BEGIN GIVEN DATA

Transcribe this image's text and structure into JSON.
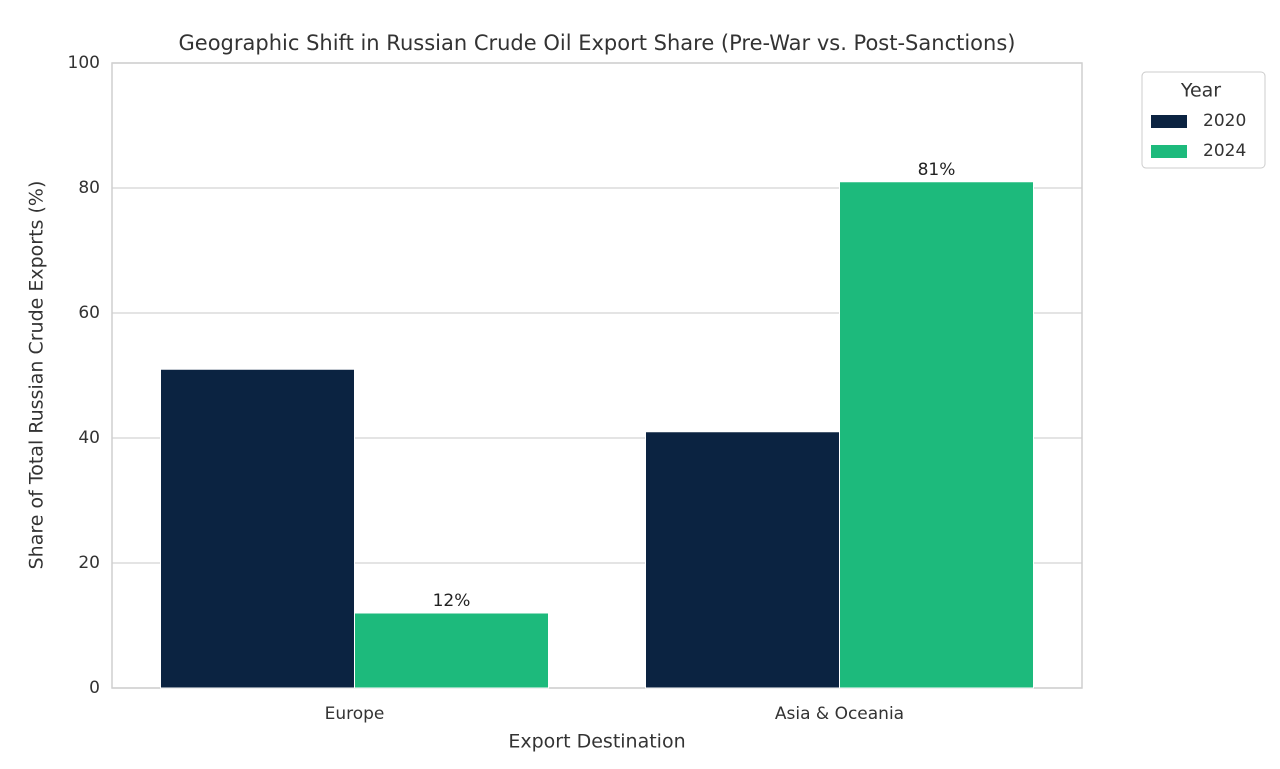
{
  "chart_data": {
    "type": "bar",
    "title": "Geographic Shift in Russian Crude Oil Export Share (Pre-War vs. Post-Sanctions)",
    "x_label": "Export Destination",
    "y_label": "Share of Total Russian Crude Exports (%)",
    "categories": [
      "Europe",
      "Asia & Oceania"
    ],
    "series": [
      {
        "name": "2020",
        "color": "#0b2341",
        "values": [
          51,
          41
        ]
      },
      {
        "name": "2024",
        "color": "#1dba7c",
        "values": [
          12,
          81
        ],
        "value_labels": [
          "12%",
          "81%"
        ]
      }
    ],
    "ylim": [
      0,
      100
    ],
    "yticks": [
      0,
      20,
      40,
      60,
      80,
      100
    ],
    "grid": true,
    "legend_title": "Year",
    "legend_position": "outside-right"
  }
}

END GIVEN DATA

■ EXERCISE PROMPT
Identify lines with the string "Russian". Copy each one.

■ THE SOLUTION
    "title": "Geographic Shift in Russian Crude Oil Export Share (Pre-War vs. Post-Sanctions)",
    "y_label": "Share of Total Russian Crude Exports (%)",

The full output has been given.